## start

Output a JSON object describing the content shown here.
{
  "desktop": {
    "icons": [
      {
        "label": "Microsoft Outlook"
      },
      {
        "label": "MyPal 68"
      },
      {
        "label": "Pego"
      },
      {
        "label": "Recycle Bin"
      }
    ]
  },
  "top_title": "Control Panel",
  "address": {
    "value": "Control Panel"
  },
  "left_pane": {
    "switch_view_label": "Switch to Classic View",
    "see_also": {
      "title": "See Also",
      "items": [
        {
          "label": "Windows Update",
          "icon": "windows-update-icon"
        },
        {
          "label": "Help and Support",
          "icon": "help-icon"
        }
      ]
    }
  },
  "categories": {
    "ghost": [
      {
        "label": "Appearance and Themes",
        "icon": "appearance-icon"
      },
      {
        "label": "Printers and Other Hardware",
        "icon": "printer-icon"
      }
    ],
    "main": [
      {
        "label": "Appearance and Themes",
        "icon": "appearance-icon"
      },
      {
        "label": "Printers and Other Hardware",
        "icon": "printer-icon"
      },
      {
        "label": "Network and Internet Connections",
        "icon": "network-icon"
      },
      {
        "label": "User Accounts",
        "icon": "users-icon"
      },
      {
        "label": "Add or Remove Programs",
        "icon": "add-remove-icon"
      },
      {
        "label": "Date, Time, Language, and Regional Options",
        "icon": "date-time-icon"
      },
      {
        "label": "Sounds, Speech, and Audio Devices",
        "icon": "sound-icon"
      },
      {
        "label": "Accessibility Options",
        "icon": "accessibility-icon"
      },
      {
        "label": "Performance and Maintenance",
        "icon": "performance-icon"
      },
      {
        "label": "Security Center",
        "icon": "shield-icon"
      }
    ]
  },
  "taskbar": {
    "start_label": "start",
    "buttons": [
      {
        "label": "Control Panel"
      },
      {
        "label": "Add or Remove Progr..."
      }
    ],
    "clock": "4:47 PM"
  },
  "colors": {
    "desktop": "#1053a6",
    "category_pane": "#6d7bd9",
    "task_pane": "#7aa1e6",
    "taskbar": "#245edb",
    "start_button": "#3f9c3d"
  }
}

## end

- [Written task]
Each record should come back exactly as written.

- [Expected output]
Output a JSON object describing the content shown here.
{
  "desktop": {
    "icons": [
      {
        "label": "Microsoft Outlook"
      },
      {
        "label": "MyPal 68"
      },
      {
        "label": "Pego"
      },
      {
        "label": "Recycle Bin"
      }
    ]
  },
  "top_title": "Control Panel",
  "address": {
    "value": "Control Panel"
  },
  "left_pane": {
    "switch_view_label": "Switch to Classic View",
    "see_also": {
      "title": "See Also",
      "items": [
        {
          "label": "Windows Update",
          "icon": "windows-update-icon"
        },
        {
          "label": "Help and Support",
          "icon": "help-icon"
        }
      ]
    }
  },
  "categories": {
    "ghost": [
      {
        "label": "Appearance and Themes",
        "icon": "appearance-icon"
      },
      {
        "label": "Printers and Other Hardware",
        "icon": "printer-icon"
      }
    ],
    "main": [
      {
        "label": "Appearance and Themes",
        "icon": "appearance-icon"
      },
      {
        "label": "Printers and Other Hardware",
        "icon": "printer-icon"
      },
      {
        "label": "Network and Internet Connections",
        "icon": "network-icon"
      },
      {
        "label": "User Accounts",
        "icon": "users-icon"
      },
      {
        "label": "Add or Remove Programs",
        "icon": "add-remove-icon"
      },
      {
        "label": "Date, Time, Language, and Regional Options",
        "icon": "date-time-icon"
      },
      {
        "label": "Sounds, Speech, and Audio Devices",
        "icon": "sound-icon"
      },
      {
        "label": "Accessibility Options",
        "icon": "accessibility-icon"
      },
      {
        "label": "Performance and Maintenance",
        "icon": "performance-icon"
      },
      {
        "label": "Security Center",
        "icon": "shield-icon"
      }
    ]
  },
  "taskbar": {
    "start_label": "start",
    "buttons": [
      {
        "label": "Control Panel"
      },
      {
        "label": "Add or Remove Progr..."
      }
    ],
    "clock": "4:47 PM"
  },
  "colors": {
    "desktop": "#1053a6",
    "category_pane": "#6d7bd9",
    "task_pane": "#7aa1e6",
    "taskbar": "#245edb",
    "start_button": "#3f9c3d"
  }
}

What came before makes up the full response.